Records from a collection:
******

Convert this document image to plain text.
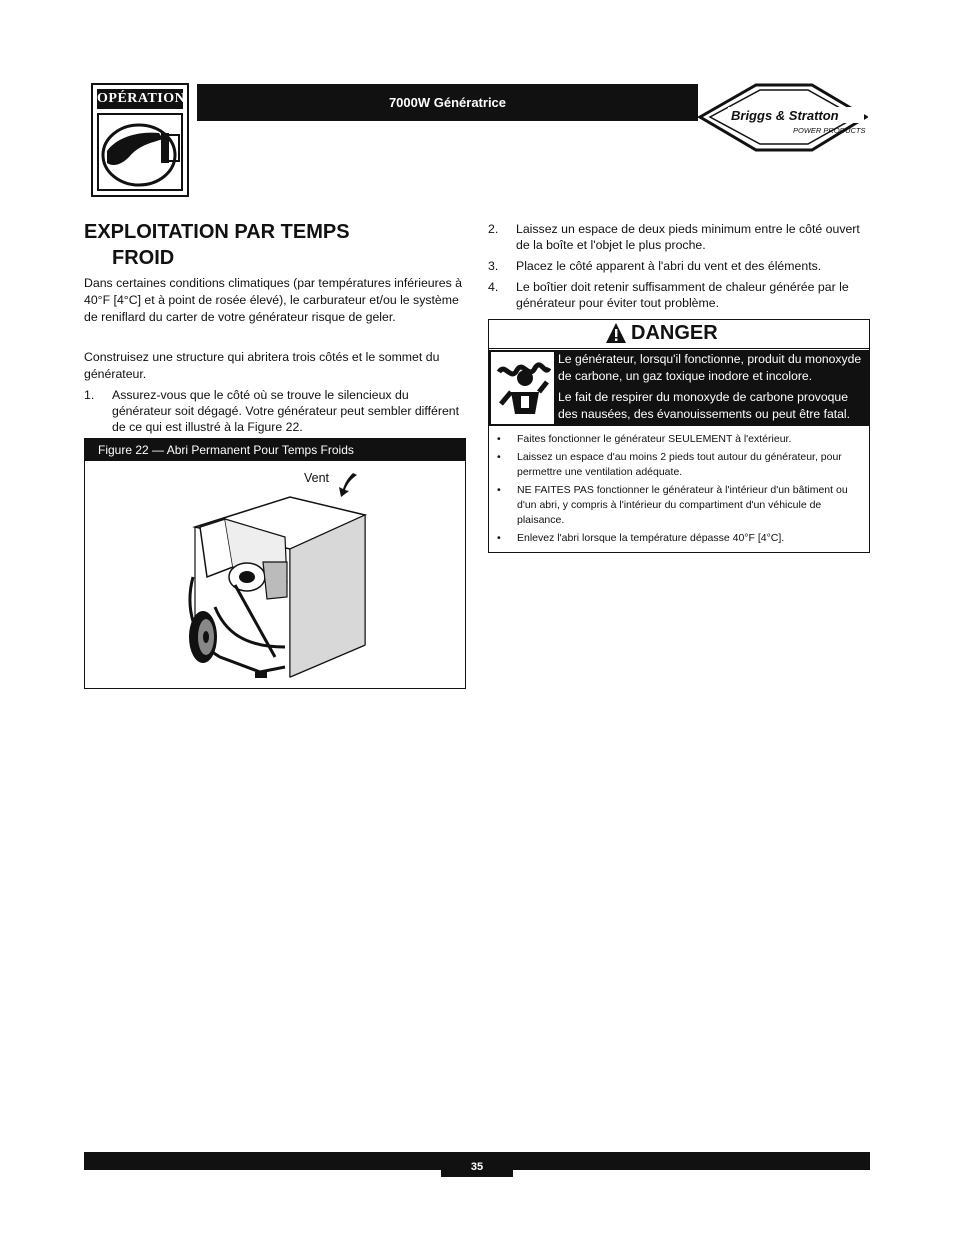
OPÉRATION	7000W Génératrice
Briggs & Stratton
POWER PRODUCTS
EXPLOITATION PAR TEMPS
FROID
Dans certaines conditions climatiques (par températures inférieures à 40°F [4°C] et à point de rosée élevé), le carburateur et/ou le système de reniflard du carter de votre générateur risque de geler.
Construisez une structure qui abritera trois côtés et le sommet du générateur.
1.	Assurez-vous que le côté où se trouve le silencieux du générateur soit dégagé. Votre générateur peut sembler différent de ce qui est illustré à la Figure 22.
Figure 22 — Abri Permanent Pour Temps Froids
Vent
2.	Laissez un espace de deux pieds minimum entre le côté ouvert de la boîte et l'objet le plus proche.
3.	Placez le côté apparent à l'abri du vent et des éléments.
4.	Le boîtier doit retenir suffisamment de chaleur générée par le générateur pour éviter tout problème.
DANGER

Le générateur, lorsqu'il fonctionne, produit du monoxyde de carbone, un gaz toxique inodore et incolore.

Le fait de respirer du monoxyde de carbone provoque des nausées, des évanouissements ou peut être fatal.

• Faites fonctionner le générateur SEULEMENT à l'extérieur.
• Laissez un espace d'au moins 2 pieds tout autour du générateur, pour permettre une ventilation adéquate.
• NE FAITES PAS fonctionner le générateur à l'intérieur d'un bâtiment ou d'un abri, y compris à l'intérieur du compartiment d'un véhicule de plaisance.
• Enlevez l'abri lorsque la température dépasse 40°F [4°C].
35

******

**TO BE DONE**
Where a line of the records above holds the word "peut", copy that line.

**FINISHED TASK**
1.	Assurez-vous que le côté où se trouve le silencieux du générateur soit dégagé. Votre générateur peut sembler différent de ce qui est illustré à la Figure 22.
Le fait de respirer du monoxyde de carbone provoque des nausées, des évanouissements ou peut être fatal.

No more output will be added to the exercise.